* _DIRECTIONS FOR THIS TASK_
Extract all lines containing "medir".

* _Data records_
-- START --

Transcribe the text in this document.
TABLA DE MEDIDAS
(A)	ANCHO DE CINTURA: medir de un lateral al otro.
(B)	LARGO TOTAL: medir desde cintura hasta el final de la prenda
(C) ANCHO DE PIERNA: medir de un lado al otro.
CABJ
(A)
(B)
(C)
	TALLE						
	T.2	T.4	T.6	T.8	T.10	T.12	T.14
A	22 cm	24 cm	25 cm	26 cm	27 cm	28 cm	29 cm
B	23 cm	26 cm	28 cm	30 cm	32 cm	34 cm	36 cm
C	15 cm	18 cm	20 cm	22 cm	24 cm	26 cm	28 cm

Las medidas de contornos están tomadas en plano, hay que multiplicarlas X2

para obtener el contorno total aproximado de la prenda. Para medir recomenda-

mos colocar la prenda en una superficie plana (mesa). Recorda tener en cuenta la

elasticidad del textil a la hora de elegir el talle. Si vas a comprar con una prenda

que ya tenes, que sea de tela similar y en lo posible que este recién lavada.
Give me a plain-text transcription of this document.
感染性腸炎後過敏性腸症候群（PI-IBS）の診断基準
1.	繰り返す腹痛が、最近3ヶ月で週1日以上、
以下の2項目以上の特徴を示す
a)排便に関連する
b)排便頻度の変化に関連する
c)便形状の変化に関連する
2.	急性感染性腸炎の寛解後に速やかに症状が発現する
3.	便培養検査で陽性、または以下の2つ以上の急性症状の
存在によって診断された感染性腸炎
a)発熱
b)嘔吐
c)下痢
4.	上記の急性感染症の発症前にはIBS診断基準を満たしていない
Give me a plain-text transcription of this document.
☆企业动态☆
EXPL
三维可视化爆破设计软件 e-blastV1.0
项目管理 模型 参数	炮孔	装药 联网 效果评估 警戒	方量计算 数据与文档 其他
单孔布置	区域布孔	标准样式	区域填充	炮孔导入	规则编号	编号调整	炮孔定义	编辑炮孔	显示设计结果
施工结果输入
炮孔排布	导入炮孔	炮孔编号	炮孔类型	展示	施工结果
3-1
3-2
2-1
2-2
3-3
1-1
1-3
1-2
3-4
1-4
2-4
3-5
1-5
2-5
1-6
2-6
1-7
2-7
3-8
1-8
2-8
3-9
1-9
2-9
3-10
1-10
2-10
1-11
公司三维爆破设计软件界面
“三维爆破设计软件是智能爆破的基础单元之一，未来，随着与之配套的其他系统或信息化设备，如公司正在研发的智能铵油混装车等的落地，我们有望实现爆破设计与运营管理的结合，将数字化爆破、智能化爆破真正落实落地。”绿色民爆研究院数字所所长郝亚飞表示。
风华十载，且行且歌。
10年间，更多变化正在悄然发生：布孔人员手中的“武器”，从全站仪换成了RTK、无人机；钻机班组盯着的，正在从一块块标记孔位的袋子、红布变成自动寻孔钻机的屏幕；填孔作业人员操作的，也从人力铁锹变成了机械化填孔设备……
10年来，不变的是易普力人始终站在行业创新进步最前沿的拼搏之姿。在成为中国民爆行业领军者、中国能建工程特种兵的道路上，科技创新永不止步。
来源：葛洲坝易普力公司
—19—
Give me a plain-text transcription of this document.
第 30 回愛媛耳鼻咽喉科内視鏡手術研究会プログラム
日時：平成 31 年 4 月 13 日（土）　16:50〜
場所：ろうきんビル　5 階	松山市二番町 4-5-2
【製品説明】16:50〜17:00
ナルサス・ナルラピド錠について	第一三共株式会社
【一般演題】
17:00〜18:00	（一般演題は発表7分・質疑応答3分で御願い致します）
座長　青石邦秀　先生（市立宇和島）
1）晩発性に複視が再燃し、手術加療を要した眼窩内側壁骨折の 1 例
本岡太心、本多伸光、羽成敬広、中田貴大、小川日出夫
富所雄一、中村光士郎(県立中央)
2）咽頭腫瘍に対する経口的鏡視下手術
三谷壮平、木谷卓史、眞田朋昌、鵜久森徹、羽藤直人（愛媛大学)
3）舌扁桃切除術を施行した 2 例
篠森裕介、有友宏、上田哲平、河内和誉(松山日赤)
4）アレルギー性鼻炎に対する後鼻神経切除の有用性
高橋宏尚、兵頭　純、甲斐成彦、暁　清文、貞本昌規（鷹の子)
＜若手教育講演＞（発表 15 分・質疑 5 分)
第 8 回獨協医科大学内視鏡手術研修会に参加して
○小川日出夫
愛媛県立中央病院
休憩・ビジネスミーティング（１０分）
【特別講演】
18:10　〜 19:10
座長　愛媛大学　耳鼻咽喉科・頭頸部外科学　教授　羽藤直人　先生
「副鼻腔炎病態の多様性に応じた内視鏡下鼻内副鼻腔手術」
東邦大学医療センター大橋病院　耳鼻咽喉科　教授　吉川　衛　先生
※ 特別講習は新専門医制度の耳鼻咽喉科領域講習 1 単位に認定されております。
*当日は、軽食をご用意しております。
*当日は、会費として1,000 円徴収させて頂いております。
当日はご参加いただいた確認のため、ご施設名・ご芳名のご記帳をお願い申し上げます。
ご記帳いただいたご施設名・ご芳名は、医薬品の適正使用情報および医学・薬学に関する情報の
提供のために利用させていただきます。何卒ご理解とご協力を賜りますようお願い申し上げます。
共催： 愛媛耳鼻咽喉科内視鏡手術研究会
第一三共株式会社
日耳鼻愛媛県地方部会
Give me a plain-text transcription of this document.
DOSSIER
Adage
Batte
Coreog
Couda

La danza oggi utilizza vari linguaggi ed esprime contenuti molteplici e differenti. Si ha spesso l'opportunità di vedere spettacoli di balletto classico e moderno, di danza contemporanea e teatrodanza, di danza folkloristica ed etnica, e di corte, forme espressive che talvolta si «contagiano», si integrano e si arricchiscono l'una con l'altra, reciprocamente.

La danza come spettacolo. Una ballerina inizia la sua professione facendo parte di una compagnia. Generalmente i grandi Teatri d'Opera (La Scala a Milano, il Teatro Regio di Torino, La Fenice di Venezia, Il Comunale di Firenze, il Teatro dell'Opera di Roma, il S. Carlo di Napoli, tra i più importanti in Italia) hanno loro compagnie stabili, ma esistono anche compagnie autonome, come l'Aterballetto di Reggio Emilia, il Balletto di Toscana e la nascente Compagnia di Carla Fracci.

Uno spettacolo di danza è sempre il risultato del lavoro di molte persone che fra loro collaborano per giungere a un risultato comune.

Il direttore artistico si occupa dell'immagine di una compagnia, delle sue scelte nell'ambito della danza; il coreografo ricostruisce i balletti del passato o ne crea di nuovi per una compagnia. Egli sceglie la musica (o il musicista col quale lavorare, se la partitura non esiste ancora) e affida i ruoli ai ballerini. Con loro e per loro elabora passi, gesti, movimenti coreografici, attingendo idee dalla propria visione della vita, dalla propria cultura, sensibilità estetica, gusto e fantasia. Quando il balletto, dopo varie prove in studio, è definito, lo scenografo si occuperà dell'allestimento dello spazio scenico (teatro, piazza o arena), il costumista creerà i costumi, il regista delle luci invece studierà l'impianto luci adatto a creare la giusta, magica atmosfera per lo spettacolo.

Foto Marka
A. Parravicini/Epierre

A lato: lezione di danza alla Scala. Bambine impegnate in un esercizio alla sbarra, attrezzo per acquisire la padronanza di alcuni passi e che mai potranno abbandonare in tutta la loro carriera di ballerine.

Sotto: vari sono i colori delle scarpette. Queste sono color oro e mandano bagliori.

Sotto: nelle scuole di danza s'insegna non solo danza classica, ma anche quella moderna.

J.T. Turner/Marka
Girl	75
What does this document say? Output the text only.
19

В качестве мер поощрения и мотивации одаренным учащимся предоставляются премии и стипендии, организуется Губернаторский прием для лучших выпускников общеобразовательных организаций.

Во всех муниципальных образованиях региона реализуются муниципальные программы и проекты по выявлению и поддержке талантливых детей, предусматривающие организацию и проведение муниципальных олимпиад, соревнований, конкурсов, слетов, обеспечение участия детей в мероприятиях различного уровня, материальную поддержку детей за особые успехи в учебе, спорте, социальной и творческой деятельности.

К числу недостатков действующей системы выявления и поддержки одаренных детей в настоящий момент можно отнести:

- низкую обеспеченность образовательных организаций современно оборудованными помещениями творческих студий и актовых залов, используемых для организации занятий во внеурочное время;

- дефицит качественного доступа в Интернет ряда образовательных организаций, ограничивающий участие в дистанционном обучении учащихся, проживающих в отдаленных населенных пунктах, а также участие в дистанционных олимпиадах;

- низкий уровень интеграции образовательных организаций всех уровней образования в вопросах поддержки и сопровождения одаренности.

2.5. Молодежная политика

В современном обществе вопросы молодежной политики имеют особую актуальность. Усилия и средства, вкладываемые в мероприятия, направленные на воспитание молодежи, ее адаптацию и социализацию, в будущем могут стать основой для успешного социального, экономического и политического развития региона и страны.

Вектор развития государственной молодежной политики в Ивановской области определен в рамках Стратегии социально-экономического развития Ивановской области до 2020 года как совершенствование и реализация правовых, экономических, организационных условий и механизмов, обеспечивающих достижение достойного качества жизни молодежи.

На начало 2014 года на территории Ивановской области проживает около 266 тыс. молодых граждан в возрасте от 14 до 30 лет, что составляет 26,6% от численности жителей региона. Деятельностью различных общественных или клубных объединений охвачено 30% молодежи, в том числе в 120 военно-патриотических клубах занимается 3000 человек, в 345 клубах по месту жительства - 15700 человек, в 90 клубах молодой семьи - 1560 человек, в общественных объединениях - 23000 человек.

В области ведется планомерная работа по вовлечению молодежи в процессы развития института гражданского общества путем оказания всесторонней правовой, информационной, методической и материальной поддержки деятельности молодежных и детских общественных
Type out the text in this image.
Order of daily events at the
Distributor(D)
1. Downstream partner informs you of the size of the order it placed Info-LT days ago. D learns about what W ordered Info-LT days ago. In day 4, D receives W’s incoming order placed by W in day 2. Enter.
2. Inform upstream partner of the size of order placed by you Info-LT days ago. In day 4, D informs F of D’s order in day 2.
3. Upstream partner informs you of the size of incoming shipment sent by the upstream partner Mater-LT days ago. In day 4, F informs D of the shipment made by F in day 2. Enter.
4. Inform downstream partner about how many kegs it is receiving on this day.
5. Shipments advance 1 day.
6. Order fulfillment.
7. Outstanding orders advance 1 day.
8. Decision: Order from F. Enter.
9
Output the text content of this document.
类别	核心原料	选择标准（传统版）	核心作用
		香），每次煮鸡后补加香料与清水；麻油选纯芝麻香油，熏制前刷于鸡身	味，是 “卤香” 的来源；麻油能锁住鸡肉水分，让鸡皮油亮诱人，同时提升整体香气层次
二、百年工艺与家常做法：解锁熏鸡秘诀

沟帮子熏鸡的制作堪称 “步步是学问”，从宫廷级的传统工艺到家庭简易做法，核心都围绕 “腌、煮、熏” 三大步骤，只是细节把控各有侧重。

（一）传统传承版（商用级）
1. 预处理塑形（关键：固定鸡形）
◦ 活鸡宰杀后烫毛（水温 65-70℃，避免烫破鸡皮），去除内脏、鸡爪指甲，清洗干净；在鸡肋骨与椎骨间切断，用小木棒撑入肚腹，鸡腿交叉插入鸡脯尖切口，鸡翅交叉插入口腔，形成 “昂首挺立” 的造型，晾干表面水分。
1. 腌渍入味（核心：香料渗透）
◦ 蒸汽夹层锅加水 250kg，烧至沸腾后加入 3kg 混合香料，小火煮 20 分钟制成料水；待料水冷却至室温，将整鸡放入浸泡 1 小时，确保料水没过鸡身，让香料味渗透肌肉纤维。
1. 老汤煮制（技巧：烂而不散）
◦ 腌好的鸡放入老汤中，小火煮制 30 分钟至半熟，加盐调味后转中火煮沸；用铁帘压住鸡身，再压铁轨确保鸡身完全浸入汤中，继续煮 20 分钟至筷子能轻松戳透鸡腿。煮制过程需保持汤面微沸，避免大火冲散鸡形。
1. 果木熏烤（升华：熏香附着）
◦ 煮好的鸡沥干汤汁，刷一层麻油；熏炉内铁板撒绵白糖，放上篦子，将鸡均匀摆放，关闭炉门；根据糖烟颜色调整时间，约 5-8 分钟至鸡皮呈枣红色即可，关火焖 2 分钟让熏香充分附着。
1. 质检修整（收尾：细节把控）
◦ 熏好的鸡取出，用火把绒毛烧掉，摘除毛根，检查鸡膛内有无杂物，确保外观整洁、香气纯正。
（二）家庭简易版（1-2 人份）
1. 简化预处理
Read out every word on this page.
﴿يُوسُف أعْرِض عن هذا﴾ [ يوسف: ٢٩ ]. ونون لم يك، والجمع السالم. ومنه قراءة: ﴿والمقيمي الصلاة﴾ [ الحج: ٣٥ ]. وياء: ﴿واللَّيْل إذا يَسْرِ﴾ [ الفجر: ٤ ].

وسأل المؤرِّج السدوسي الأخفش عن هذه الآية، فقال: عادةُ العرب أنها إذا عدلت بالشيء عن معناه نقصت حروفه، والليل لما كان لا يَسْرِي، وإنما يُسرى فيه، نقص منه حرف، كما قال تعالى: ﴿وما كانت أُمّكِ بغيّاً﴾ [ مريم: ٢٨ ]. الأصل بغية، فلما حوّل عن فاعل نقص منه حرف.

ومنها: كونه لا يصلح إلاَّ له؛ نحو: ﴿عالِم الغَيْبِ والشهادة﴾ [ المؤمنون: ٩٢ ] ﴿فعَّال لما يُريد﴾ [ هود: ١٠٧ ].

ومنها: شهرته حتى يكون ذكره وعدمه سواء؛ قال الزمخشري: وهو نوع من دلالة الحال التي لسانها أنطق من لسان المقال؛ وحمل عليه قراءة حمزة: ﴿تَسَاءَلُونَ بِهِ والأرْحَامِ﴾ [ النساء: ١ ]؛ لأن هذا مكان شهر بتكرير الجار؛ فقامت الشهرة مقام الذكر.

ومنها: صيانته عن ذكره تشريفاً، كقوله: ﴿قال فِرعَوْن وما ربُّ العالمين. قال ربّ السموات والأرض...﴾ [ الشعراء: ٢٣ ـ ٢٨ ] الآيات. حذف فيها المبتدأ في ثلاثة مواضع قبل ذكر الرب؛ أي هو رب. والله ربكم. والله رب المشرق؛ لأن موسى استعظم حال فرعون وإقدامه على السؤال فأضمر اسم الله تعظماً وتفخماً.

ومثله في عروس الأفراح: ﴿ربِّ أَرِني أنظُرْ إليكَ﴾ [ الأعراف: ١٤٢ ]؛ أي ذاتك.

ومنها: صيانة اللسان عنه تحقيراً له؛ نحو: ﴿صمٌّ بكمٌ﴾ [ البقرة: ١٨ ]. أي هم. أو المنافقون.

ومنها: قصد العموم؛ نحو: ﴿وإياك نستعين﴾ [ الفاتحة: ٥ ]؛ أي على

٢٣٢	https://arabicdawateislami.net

-- END --

* _RESPONSE TO THE EXERCISE_
(A)	ANCHO DE CINTURA: medir de un lateral al otro.
(B)	LARGO TOTAL: medir desde cintura hasta el final de la prenda
(C) ANCHO DE PIERNA: medir de un lado al otro.
para obtener el contorno total aproximado de la prenda. Para medir recomenda-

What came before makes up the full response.